_WHAT IS BEING ASKED_
Go through the entries below and print each one exactly, leaving out pictures.

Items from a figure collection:

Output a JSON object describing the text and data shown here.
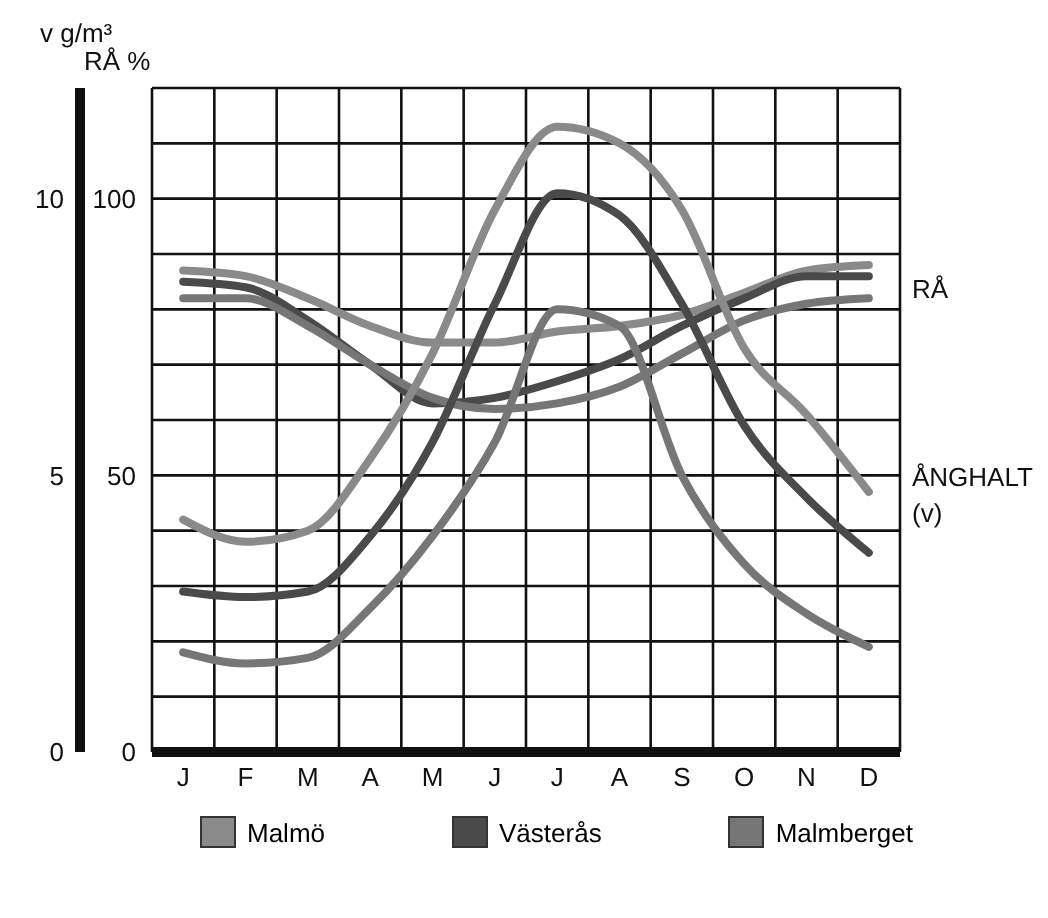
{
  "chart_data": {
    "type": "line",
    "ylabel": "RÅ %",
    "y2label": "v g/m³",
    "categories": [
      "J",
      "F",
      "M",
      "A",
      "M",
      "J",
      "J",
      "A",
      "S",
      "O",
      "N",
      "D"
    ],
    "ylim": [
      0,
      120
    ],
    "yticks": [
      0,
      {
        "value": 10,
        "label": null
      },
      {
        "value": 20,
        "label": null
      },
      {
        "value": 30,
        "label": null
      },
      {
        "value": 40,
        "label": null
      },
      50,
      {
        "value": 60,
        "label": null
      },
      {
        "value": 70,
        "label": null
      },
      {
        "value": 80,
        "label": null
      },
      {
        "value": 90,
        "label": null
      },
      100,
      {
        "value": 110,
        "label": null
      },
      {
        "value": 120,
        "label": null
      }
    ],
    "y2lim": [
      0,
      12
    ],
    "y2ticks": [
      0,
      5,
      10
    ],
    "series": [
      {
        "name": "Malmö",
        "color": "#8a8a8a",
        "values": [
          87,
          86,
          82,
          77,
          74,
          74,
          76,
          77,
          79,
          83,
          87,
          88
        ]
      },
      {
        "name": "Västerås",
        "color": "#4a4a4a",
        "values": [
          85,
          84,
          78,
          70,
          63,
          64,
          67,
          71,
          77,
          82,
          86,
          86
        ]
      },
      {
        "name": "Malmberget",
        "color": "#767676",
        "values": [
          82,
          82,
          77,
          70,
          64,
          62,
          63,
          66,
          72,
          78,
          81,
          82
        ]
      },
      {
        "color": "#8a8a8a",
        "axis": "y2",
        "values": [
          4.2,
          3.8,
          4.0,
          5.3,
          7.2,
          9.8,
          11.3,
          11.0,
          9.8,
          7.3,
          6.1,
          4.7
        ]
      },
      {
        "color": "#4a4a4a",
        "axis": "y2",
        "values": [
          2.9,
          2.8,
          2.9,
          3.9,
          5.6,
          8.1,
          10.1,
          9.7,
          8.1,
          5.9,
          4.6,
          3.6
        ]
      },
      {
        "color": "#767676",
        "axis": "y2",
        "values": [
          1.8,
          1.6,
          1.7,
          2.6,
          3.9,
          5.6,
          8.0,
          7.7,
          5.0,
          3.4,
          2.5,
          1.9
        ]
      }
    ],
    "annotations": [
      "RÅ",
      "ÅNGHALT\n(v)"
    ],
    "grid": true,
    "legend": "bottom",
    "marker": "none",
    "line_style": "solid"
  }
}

_OUTPUT FOR THIS EXERCISE_
Output a JSON object describing the text and data shown here.
{
  "chart_data": {
    "type": "line",
    "ylabel": "RÅ %",
    "y2label": "v g/m³",
    "categories": [
      "J",
      "F",
      "M",
      "A",
      "M",
      "J",
      "J",
      "A",
      "S",
      "O",
      "N",
      "D"
    ],
    "ylim": [
      0,
      120
    ],
    "yticks": [
      0,
      {
        "value": 10,
        "label": null
      },
      {
        "value": 20,
        "label": null
      },
      {
        "value": 30,
        "label": null
      },
      {
        "value": 40,
        "label": null
      },
      50,
      {
        "value": 60,
        "label": null
      },
      {
        "value": 70,
        "label": null
      },
      {
        "value": 80,
        "label": null
      },
      {
        "value": 90,
        "label": null
      },
      100,
      {
        "value": 110,
        "label": null
      },
      {
        "value": 120,
        "label": null
      }
    ],
    "y2lim": [
      0,
      12
    ],
    "y2ticks": [
      0,
      5,
      10
    ],
    "series": [
      {
        "name": "Malmö",
        "color": "#8a8a8a",
        "values": [
          87,
          86,
          82,
          77,
          74,
          74,
          76,
          77,
          79,
          83,
          87,
          88
        ]
      },
      {
        "name": "Västerås",
        "color": "#4a4a4a",
        "values": [
          85,
          84,
          78,
          70,
          63,
          64,
          67,
          71,
          77,
          82,
          86,
          86
        ]
      },
      {
        "name": "Malmberget",
        "color": "#767676",
        "values": [
          82,
          82,
          77,
          70,
          64,
          62,
          63,
          66,
          72,
          78,
          81,
          82
        ]
      },
      {
        "color": "#8a8a8a",
        "axis": "y2",
        "values": [
          4.2,
          3.8,
          4.0,
          5.3,
          7.2,
          9.8,
          11.3,
          11.0,
          9.8,
          7.3,
          6.1,
          4.7
        ]
      },
      {
        "color": "#4a4a4a",
        "axis": "y2",
        "values": [
          2.9,
          2.8,
          2.9,
          3.9,
          5.6,
          8.1,
          10.1,
          9.7,
          8.1,
          5.9,
          4.6,
          3.6
        ]
      },
      {
        "color": "#767676",
        "axis": "y2",
        "values": [
          1.8,
          1.6,
          1.7,
          2.6,
          3.9,
          5.6,
          8.0,
          7.7,
          5.0,
          3.4,
          2.5,
          1.9
        ]
      }
    ],
    "annotations": [
      "RÅ",
      "ÅNGHALT\n(v)"
    ],
    "grid": true,
    "legend": "bottom",
    "marker": "none",
    "line_style": "solid"
  }
}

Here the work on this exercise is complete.